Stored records
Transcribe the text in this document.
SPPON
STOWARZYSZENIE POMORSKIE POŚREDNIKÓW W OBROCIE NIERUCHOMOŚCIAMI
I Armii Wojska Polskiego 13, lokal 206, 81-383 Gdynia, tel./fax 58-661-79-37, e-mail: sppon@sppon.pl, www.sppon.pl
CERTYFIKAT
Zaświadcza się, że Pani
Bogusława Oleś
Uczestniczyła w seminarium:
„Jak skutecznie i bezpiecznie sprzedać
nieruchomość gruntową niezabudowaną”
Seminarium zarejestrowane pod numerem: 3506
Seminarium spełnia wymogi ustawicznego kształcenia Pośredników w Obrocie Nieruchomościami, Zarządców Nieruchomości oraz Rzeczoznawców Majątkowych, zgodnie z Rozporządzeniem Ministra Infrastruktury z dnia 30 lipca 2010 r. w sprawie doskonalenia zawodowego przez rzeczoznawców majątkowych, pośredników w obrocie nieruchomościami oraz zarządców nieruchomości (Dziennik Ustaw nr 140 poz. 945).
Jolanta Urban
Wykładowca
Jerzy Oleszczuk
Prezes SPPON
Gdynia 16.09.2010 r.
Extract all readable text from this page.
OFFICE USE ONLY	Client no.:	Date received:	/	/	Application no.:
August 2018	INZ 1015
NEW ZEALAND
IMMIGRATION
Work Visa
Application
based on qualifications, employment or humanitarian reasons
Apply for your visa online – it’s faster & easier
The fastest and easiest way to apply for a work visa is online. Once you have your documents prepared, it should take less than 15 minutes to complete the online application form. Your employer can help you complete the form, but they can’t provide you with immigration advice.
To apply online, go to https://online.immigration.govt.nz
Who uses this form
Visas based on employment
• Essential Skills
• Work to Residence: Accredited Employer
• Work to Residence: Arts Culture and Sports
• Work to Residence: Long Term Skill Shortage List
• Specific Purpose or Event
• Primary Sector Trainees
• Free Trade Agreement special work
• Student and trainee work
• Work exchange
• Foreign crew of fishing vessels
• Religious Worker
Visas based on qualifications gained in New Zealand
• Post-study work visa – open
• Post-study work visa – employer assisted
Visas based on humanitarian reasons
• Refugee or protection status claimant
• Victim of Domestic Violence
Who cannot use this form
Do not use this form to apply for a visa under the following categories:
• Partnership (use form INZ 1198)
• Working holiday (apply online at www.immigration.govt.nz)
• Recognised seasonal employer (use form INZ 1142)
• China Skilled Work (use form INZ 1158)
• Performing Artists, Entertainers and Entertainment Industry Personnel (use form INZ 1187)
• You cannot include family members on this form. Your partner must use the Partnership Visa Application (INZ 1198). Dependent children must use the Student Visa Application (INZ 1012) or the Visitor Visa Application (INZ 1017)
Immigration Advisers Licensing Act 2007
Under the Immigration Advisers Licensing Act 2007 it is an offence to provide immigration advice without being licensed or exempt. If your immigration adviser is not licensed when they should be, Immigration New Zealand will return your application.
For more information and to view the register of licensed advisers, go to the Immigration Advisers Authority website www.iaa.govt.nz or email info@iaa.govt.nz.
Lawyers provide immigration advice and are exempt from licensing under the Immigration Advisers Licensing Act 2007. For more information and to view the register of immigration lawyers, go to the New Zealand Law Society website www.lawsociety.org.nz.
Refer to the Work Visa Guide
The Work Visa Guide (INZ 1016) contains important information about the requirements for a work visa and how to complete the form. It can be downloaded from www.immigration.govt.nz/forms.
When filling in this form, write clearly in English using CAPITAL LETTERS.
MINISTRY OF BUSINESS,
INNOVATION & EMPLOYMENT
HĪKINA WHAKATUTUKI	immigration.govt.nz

Your goal:
Give the data again, exactly as it stands.

Final result:
Transcribe the text in this document.
SPPON
STOWARZYSZENIE POMORSKIE POŚREDNIKÓW W OBROCIE NIERUCHOMOŚCIAMI
I Armii Wojska Polskiego 13, lokal 206, 81-383 Gdynia, tel./fax 58-661-79-37, e-mail: sppon@sppon.pl, www.sppon.pl
CERTYFIKAT
Zaświadcza się, że Pani
Bogusława Oleś
Uczestniczyła w seminarium:
„Jak skutecznie i bezpiecznie sprzedać
nieruchomość gruntową niezabudowaną”
Seminarium zarejestrowane pod numerem: 3506
Seminarium spełnia wymogi ustawicznego kształcenia Pośredników w Obrocie Nieruchomościami, Zarządców Nieruchomości oraz Rzeczoznawców Majątkowych, zgodnie z Rozporządzeniem Ministra Infrastruktury z dnia 30 lipca 2010 r. w sprawie doskonalenia zawodowego przez rzeczoznawców majątkowych, pośredników w obrocie nieruchomościami oraz zarządców nieruchomości (Dziennik Ustaw nr 140 poz. 945).
Jolanta Urban
Wykładowca
Jerzy Oleszczuk
Prezes SPPON
Gdynia 16.09.2010 r.
Extract all readable text from this page.
OFFICE USE ONLY	Client no.:	Date received:	/	/	Application no.:
August 2018	INZ 1015
NEW ZEALAND
IMMIGRATION
Work Visa
Application
based on qualifications, employment or humanitarian reasons
Apply for your visa online – it’s faster & easier
The fastest and easiest way to apply for a work visa is online. Once you have your documents prepared, it should take less than 15 minutes to complete the online application form. Your employer can help you complete the form, but they can’t provide you with immigration advice.
To apply online, go to https://online.immigration.govt.nz
Who uses this form
Visas based on employment
• Essential Skills
• Work to Residence: Accredited Employer
• Work to Residence: Arts Culture and Sports
• Work to Residence: Long Term Skill Shortage List
• Specific Purpose or Event
• Primary Sector Trainees
• Free Trade Agreement special work
• Student and trainee work
• Work exchange
• Foreign crew of fishing vessels
• Religious Worker
Visas based on qualifications gained in New Zealand
• Post-study work visa – open
• Post-study work visa – employer assisted
Visas based on humanitarian reasons
• Refugee or protection status claimant
• Victim of Domestic Violence
Who cannot use this form
Do not use this form to apply for a visa under the following categories:
• Partnership (use form INZ 1198)
• Working holiday (apply online at www.immigration.govt.nz)
• Recognised seasonal employer (use form INZ 1142)
• China Skilled Work (use form INZ 1158)
• Performing Artists, Entertainers and Entertainment Industry Personnel (use form INZ 1187)
• You cannot include family members on this form. Your partner must use the Partnership Visa Application (INZ 1198). Dependent children must use the Student Visa Application (INZ 1012) or the Visitor Visa Application (INZ 1017)
Immigration Advisers Licensing Act 2007
Under the Immigration Advisers Licensing Act 2007 it is an offence to provide immigration advice without being licensed or exempt. If your immigration adviser is not licensed when they should be, Immigration New Zealand will return your application.
For more information and to view the register of licensed advisers, go to the Immigration Advisers Authority website www.iaa.govt.nz or email info@iaa.govt.nz.
Lawyers provide immigration advice and are exempt from licensing under the Immigration Advisers Licensing Act 2007. For more information and to view the register of immigration lawyers, go to the New Zealand Law Society website www.lawsociety.org.nz.
Refer to the Work Visa Guide
The Work Visa Guide (INZ 1016) contains important information about the requirements for a work visa and how to complete the form. It can be downloaded from www.immigration.govt.nz/forms.
When filling in this form, write clearly in English using CAPITAL LETTERS.
MINISTRY OF BUSINESS,
INNOVATION & EMPLOYMENT
HĪKINA WHAKATUTUKI	immigration.govt.nz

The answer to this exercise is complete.